> Brief
In the copy, include every entry exactly but none of the pictures.
Start The records
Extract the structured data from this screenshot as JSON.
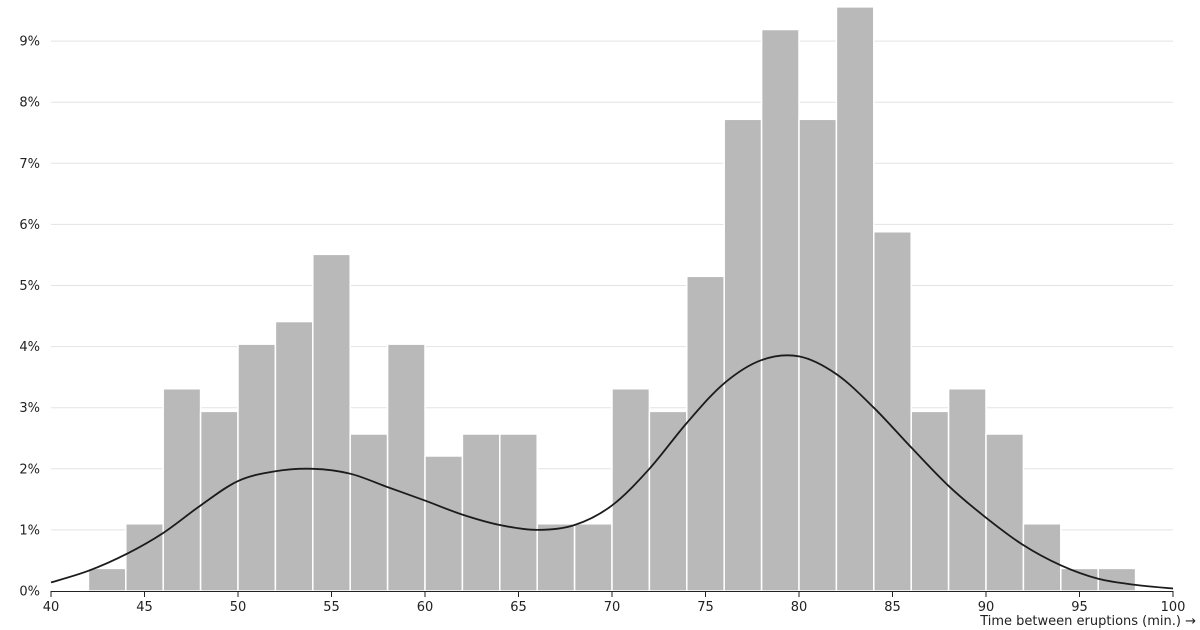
{
  "chart_data": {
    "type": "bar",
    "subtype": "histogram-with-density",
    "xlabel": "Time between eruptions (min.) →",
    "ylabel": "",
    "xlim": [
      40,
      100
    ],
    "ylim": [
      0,
      9.5
    ],
    "x_ticks": [
      40,
      45,
      50,
      55,
      60,
      65,
      70,
      75,
      80,
      85,
      90,
      95,
      100
    ],
    "y_ticks": [
      "0%",
      "1%",
      "2%",
      "3%",
      "4%",
      "5%",
      "6%",
      "7%",
      "8%",
      "9%"
    ],
    "y_tick_values": [
      0,
      1,
      2,
      3,
      4,
      5,
      6,
      7,
      8,
      9
    ],
    "grid": "horizontal",
    "bin_width": 2,
    "bins": [
      {
        "x0": 42,
        "x1": 44,
        "value": 0.37
      },
      {
        "x0": 44,
        "x1": 46,
        "value": 1.1
      },
      {
        "x0": 46,
        "x1": 48,
        "value": 3.31
      },
      {
        "x0": 48,
        "x1": 50,
        "value": 2.94
      },
      {
        "x0": 50,
        "x1": 52,
        "value": 4.04
      },
      {
        "x0": 52,
        "x1": 54,
        "value": 4.41
      },
      {
        "x0": 54,
        "x1": 56,
        "value": 5.51
      },
      {
        "x0": 56,
        "x1": 58,
        "value": 2.57
      },
      {
        "x0": 58,
        "x1": 60,
        "value": 4.04
      },
      {
        "x0": 60,
        "x1": 62,
        "value": 2.21
      },
      {
        "x0": 62,
        "x1": 64,
        "value": 2.57
      },
      {
        "x0": 64,
        "x1": 66,
        "value": 2.57
      },
      {
        "x0": 66,
        "x1": 68,
        "value": 1.1
      },
      {
        "x0": 68,
        "x1": 70,
        "value": 1.1
      },
      {
        "x0": 70,
        "x1": 72,
        "value": 3.31
      },
      {
        "x0": 72,
        "x1": 74,
        "value": 2.94
      },
      {
        "x0": 74,
        "x1": 76,
        "value": 5.15
      },
      {
        "x0": 76,
        "x1": 78,
        "value": 7.72
      },
      {
        "x0": 78,
        "x1": 80,
        "value": 9.19
      },
      {
        "x0": 80,
        "x1": 82,
        "value": 7.72
      },
      {
        "x0": 82,
        "x1": 84,
        "value": 9.56
      },
      {
        "x0": 84,
        "x1": 86,
        "value": 5.88
      },
      {
        "x0": 86,
        "x1": 88,
        "value": 2.94
      },
      {
        "x0": 88,
        "x1": 90,
        "value": 3.31
      },
      {
        "x0": 90,
        "x1": 92,
        "value": 2.57
      },
      {
        "x0": 92,
        "x1": 94,
        "value": 1.1
      },
      {
        "x0": 94,
        "x1": 96,
        "value": 0.37
      },
      {
        "x0": 96,
        "x1": 98,
        "value": 0.37
      }
    ],
    "density_curve": {
      "x": [
        40,
        42,
        44,
        46,
        48,
        50,
        52,
        54,
        56,
        58,
        60,
        62,
        64,
        66,
        68,
        70,
        72,
        74,
        76,
        78,
        80,
        82,
        84,
        86,
        88,
        90,
        92,
        94,
        96,
        98,
        100
      ],
      "y": [
        0.14,
        0.33,
        0.6,
        0.95,
        1.4,
        1.8,
        1.96,
        2.0,
        1.92,
        1.7,
        1.48,
        1.25,
        1.08,
        1.0,
        1.08,
        1.4,
        2.0,
        2.75,
        3.4,
        3.78,
        3.84,
        3.55,
        3.0,
        2.35,
        1.72,
        1.2,
        0.75,
        0.42,
        0.2,
        0.1,
        0.04
      ]
    }
  }
}
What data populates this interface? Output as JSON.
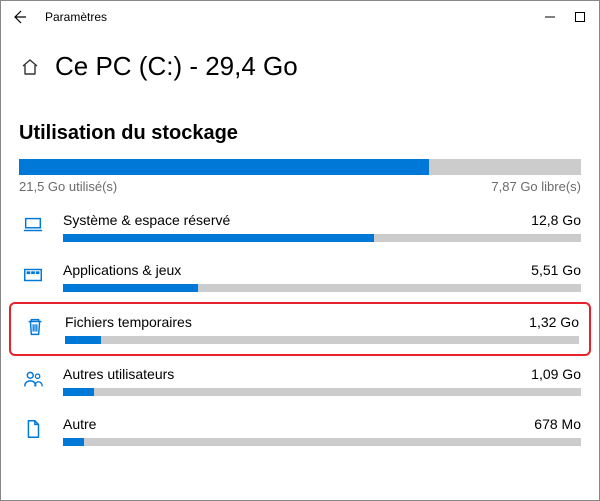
{
  "titlebar": {
    "title": "Paramètres"
  },
  "header": {
    "title": "Ce PC (C:) - 29,4 Go"
  },
  "section_title": "Utilisation du stockage",
  "overall": {
    "percent": 73,
    "used_label": "21,5 Go utilisé(s)",
    "free_label": "7,87 Go libre(s)",
    "used_color": "#0078d7",
    "free_color": "#cccccc"
  },
  "categories": [
    {
      "icon": "laptop",
      "label": "Système & espace réservé",
      "size": "12,8 Go",
      "percent": 60,
      "highlight": false
    },
    {
      "icon": "apps",
      "label": "Applications & jeux",
      "size": "5,51 Go",
      "percent": 26,
      "highlight": false
    },
    {
      "icon": "trash",
      "label": "Fichiers temporaires",
      "size": "1,32 Go",
      "percent": 7,
      "highlight": true
    },
    {
      "icon": "users",
      "label": "Autres utilisateurs",
      "size": "1,09 Go",
      "percent": 6,
      "highlight": false
    },
    {
      "icon": "doc",
      "label": "Autre",
      "size": "678 Mo",
      "percent": 4,
      "highlight": false
    }
  ],
  "colors": {
    "accent": "#0078d7",
    "bar_bg": "#cccccc",
    "highlight_border": "#e6232a"
  }
}
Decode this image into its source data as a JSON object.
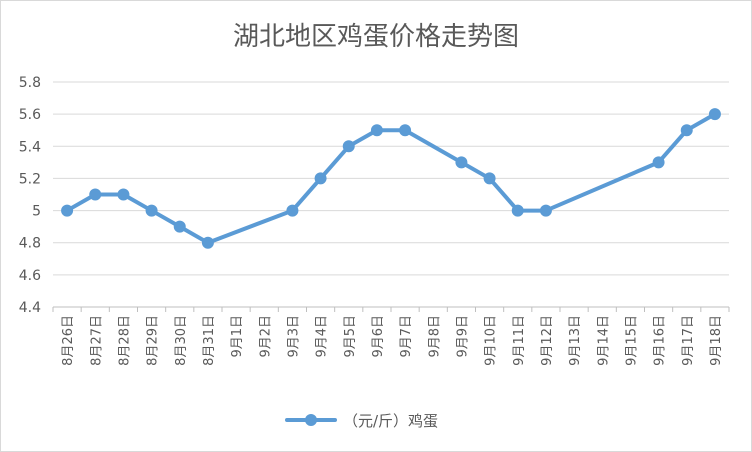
{
  "chart_data": {
    "type": "line",
    "title": "湖北地区鸡蛋价格走势图",
    "xlabel": "",
    "ylabel": "",
    "ylim": [
      4.4,
      5.8
    ],
    "yticks": [
      "4.4",
      "4.6",
      "4.8",
      "5",
      "5.2",
      "5.4",
      "5.6",
      "5.8"
    ],
    "categories": [
      "8月26日",
      "8月27日",
      "8月28日",
      "8月29日",
      "8月30日",
      "8月31日",
      "9月1日",
      "9月2日",
      "9月3日",
      "9月4日",
      "9月5日",
      "9月6日",
      "9月7日",
      "9月8日",
      "9月9日",
      "9月10日",
      "9月11日",
      "9月12日",
      "9月13日",
      "9月14日",
      "9月15日",
      "9月16日",
      "9月17日",
      "9月18日"
    ],
    "series": [
      {
        "name": "（元/斤）鸡蛋",
        "color": "#5b9bd5",
        "values": [
          5.0,
          5.1,
          5.1,
          5.0,
          4.9,
          4.8,
          null,
          null,
          5.0,
          5.2,
          5.4,
          5.5,
          5.5,
          null,
          5.3,
          5.2,
          5.0,
          5.0,
          null,
          null,
          null,
          5.3,
          5.5,
          5.6
        ]
      }
    ],
    "grid": true,
    "legend": "bottom",
    "gaps": "connect"
  }
}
End The records
> Task output
Extract the structured data from this screenshot as JSON.
{
  "chart_data": {
    "type": "bar",
    "subtype": "histogram-with-density",
    "xlabel": "Time between eruptions (min.) →",
    "ylabel": "",
    "xlim": [
      40,
      100
    ],
    "ylim": [
      0,
      9.5
    ],
    "x_ticks": [
      40,
      45,
      50,
      55,
      60,
      65,
      70,
      75,
      80,
      85,
      90,
      95,
      100
    ],
    "y_ticks": [
      "0%",
      "1%",
      "2%",
      "3%",
      "4%",
      "5%",
      "6%",
      "7%",
      "8%",
      "9%"
    ],
    "y_tick_values": [
      0,
      1,
      2,
      3,
      4,
      5,
      6,
      7,
      8,
      9
    ],
    "grid": "horizontal",
    "bin_width": 2,
    "bins": [
      {
        "x0": 42,
        "x1": 44,
        "value": 0.37
      },
      {
        "x0": 44,
        "x1": 46,
        "value": 1.1
      },
      {
        "x0": 46,
        "x1": 48,
        "value": 3.31
      },
      {
        "x0": 48,
        "x1": 50,
        "value": 2.94
      },
      {
        "x0": 50,
        "x1": 52,
        "value": 4.04
      },
      {
        "x0": 52,
        "x1": 54,
        "value": 4.41
      },
      {
        "x0": 54,
        "x1": 56,
        "value": 5.51
      },
      {
        "x0": 56,
        "x1": 58,
        "value": 2.57
      },
      {
        "x0": 58,
        "x1": 60,
        "value": 4.04
      },
      {
        "x0": 60,
        "x1": 62,
        "value": 2.21
      },
      {
        "x0": 62,
        "x1": 64,
        "value": 2.57
      },
      {
        "x0": 64,
        "x1": 66,
        "value": 2.57
      },
      {
        "x0": 66,
        "x1": 68,
        "value": 1.1
      },
      {
        "x0": 68,
        "x1": 70,
        "value": 1.1
      },
      {
        "x0": 70,
        "x1": 72,
        "value": 3.31
      },
      {
        "x0": 72,
        "x1": 74,
        "value": 2.94
      },
      {
        "x0": 74,
        "x1": 76,
        "value": 5.15
      },
      {
        "x0": 76,
        "x1": 78,
        "value": 7.72
      },
      {
        "x0": 78,
        "x1": 80,
        "value": 9.19
      },
      {
        "x0": 80,
        "x1": 82,
        "value": 7.72
      },
      {
        "x0": 82,
        "x1": 84,
        "value": 9.56
      },
      {
        "x0": 84,
        "x1": 86,
        "value": 5.88
      },
      {
        "x0": 86,
        "x1": 88,
        "value": 2.94
      },
      {
        "x0": 88,
        "x1": 90,
        "value": 3.31
      },
      {
        "x0": 90,
        "x1": 92,
        "value": 2.57
      },
      {
        "x0": 92,
        "x1": 94,
        "value": 1.1
      },
      {
        "x0": 94,
        "x1": 96,
        "value": 0.37
      },
      {
        "x0": 96,
        "x1": 98,
        "value": 0.37
      }
    ],
    "density_curve": {
      "x": [
        40,
        42,
        44,
        46,
        48,
        50,
        52,
        54,
        56,
        58,
        60,
        62,
        64,
        66,
        68,
        70,
        72,
        74,
        76,
        78,
        80,
        82,
        84,
        86,
        88,
        90,
        92,
        94,
        96,
        98,
        100
      ],
      "y": [
        0.14,
        0.33,
        0.6,
        0.95,
        1.4,
        1.8,
        1.96,
        2.0,
        1.92,
        1.7,
        1.48,
        1.25,
        1.08,
        1.0,
        1.08,
        1.4,
        2.0,
        2.75,
        3.4,
        3.78,
        3.84,
        3.55,
        3.0,
        2.35,
        1.72,
        1.2,
        0.75,
        0.42,
        0.2,
        0.1,
        0.04
      ]
    }
  }
}
What data populates this interface? Output as JSON.
{
  "titlebar": {
    "title": "Paramètres"
  },
  "header": {
    "title": "Ce PC (C:) - 29,4 Go"
  },
  "section_title": "Utilisation du stockage",
  "overall": {
    "percent": 73,
    "used_label": "21,5 Go utilisé(s)",
    "free_label": "7,87 Go libre(s)",
    "used_color": "#0078d7",
    "free_color": "#cccccc"
  },
  "categories": [
    {
      "icon": "laptop",
      "label": "Système & espace réservé",
      "size": "12,8 Go",
      "percent": 60,
      "highlight": false
    },
    {
      "icon": "apps",
      "label": "Applications & jeux",
      "size": "5,51 Go",
      "percent": 26,
      "highlight": false
    },
    {
      "icon": "trash",
      "label": "Fichiers temporaires",
      "size": "1,32 Go",
      "percent": 7,
      "highlight": true
    },
    {
      "icon": "users",
      "label": "Autres utilisateurs",
      "size": "1,09 Go",
      "percent": 6,
      "highlight": false
    },
    {
      "icon": "doc",
      "label": "Autre",
      "size": "678 Mo",
      "percent": 4,
      "highlight": false
    }
  ],
  "colors": {
    "accent": "#0078d7",
    "bar_bg": "#cccccc",
    "highlight_border": "#e6232a"
  }
}
Decode this image into its source data as a JSON object.
{
  "chart_data": {
    "type": "line",
    "title": "湖北地区鸡蛋价格走势图",
    "xlabel": "",
    "ylabel": "",
    "ylim": [
      4.4,
      5.8
    ],
    "yticks": [
      "4.4",
      "4.6",
      "4.8",
      "5",
      "5.2",
      "5.4",
      "5.6",
      "5.8"
    ],
    "categories": [
      "8月26日",
      "8月27日",
      "8月28日",
      "8月29日",
      "8月30日",
      "8月31日",
      "9月1日",
      "9月2日",
      "9月3日",
      "9月4日",
      "9月5日",
      "9月6日",
      "9月7日",
      "9月8日",
      "9月9日",
      "9月10日",
      "9月11日",
      "9月12日",
      "9月13日",
      "9月14日",
      "9月15日",
      "9月16日",
      "9月17日",
      "9月18日"
    ],
    "series": [
      {
        "name": "（元/斤）鸡蛋",
        "color": "#5b9bd5",
        "values": [
          5.0,
          5.1,
          5.1,
          5.0,
          4.9,
          4.8,
          null,
          null,
          5.0,
          5.2,
          5.4,
          5.5,
          5.5,
          null,
          5.3,
          5.2,
          5.0,
          5.0,
          null,
          null,
          null,
          5.3,
          5.5,
          5.6
        ]
      }
    ],
    "grid": true,
    "legend": "bottom",
    "gaps": "connect"
  }
}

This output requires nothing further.